(SELECTED EXCERPT Opens)
With the recent advancement of control method and battery technology, the electric vehicle have been researched to replace the conventional vehicle with electric vehicle with the view point of the environmental concerns and energy conservation. An electric vehicle which is equipped with the independent front steering system and in-wheel motors has advantage in terms of control. For example, the different torque which generated by left and right wheels directly can make yaw moment and the independent steering using outer wheel control is able to reduce the sideslip angle. Using of independent steering and driving system, the 4 wheel electric vehicle can improve a performance better than conventional vehicle. In this paper, we consider the method for improving the cornering performance of independent front steering system and in-wheel motor used electric vehicle with the compensated outer wheel angle and direct yaw moment control. Simulation results show that the method can improve the cornering performance of 4 wheel electric vehicle. We also apply the steering motor failure to steer the vehicle turned by the torque difference without steering. This paper describes an independent front steering and driving, consist of three parts; Vehicle Model, Control Algorithm for independent steering and driving and simulation. First, vehicle model is application of TruckSim software for independent front steering and 4 wheel driving. Second, control algorithm describes the reduced sideslip and direct yaw moment method in view of cornering performance. Last is simulation and verification.
(SELECTED EXCERPT Closes)
(INFORMATION Opens)
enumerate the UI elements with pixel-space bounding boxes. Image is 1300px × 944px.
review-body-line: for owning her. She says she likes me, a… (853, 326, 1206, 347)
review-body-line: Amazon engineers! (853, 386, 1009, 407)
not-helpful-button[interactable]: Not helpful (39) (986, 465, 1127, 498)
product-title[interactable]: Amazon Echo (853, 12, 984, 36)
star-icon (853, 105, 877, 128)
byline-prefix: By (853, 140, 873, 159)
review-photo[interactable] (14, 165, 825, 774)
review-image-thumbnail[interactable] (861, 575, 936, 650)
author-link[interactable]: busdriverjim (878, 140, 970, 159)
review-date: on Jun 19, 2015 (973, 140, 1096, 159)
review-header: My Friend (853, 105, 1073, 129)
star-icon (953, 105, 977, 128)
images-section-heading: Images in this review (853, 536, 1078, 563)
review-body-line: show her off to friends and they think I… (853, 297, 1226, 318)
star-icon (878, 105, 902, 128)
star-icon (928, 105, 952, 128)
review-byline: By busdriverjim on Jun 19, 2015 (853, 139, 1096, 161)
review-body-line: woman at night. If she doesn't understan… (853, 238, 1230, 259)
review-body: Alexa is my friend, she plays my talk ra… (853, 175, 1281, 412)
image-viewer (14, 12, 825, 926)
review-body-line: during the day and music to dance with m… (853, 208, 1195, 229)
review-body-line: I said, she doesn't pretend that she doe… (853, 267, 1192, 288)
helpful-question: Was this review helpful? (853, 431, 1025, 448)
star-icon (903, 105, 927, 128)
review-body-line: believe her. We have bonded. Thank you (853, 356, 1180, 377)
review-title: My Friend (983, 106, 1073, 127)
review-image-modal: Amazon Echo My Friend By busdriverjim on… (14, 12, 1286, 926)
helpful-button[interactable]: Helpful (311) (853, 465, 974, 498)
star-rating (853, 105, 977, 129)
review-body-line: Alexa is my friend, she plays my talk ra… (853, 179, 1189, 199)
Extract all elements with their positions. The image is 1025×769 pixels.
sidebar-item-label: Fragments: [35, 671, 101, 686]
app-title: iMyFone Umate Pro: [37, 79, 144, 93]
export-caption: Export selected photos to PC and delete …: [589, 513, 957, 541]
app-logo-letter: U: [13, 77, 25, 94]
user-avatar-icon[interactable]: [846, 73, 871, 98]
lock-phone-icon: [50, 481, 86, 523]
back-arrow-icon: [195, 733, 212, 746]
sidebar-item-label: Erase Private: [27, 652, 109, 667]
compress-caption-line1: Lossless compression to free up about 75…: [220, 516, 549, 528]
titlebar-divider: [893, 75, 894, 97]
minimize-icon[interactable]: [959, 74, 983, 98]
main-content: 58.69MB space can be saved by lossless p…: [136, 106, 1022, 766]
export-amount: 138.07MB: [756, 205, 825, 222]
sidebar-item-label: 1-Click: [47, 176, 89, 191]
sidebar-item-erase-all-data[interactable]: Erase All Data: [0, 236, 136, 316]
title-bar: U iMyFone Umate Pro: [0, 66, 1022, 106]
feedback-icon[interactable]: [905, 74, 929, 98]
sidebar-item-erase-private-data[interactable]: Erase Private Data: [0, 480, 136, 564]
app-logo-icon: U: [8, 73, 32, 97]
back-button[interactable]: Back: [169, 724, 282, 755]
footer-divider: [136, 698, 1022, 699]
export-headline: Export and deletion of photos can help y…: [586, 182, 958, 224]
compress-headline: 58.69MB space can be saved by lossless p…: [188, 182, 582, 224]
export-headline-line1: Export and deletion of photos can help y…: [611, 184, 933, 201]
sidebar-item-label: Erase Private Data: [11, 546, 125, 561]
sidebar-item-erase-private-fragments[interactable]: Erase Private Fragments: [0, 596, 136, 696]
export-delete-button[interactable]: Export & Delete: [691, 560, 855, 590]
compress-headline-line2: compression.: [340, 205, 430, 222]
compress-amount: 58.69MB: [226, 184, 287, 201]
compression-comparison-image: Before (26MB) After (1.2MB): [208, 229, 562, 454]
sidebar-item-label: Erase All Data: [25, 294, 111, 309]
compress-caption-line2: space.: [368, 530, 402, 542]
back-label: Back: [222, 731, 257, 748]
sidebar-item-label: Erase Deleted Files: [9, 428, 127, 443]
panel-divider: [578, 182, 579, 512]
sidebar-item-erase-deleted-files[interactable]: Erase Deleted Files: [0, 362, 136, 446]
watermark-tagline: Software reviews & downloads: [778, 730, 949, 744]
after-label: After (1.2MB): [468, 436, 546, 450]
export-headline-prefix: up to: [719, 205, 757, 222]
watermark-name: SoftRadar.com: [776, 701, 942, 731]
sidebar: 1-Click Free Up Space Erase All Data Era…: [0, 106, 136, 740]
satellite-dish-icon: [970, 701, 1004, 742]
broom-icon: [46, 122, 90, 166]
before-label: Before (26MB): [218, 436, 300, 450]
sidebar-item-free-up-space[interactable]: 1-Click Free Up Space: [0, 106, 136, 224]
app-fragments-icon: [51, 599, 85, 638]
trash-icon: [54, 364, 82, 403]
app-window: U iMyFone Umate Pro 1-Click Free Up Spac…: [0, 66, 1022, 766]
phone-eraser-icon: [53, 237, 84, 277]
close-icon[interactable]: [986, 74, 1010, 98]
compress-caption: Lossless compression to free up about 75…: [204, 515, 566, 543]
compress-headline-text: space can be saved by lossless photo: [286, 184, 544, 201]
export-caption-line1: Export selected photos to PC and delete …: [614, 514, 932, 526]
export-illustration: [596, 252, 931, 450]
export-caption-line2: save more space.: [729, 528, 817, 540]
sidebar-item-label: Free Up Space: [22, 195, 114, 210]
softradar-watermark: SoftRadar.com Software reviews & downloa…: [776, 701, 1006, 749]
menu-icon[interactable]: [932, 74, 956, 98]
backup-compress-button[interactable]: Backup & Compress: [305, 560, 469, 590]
(INFORMATION Closes)
§ **YOUR OBJECTIVE**
In the electric vehicle excerpt, which software is applied for the vehicle model? Nothing in the lines is needed for this.

§ **ANSWER TO THIS EXERCISE**
TruckSim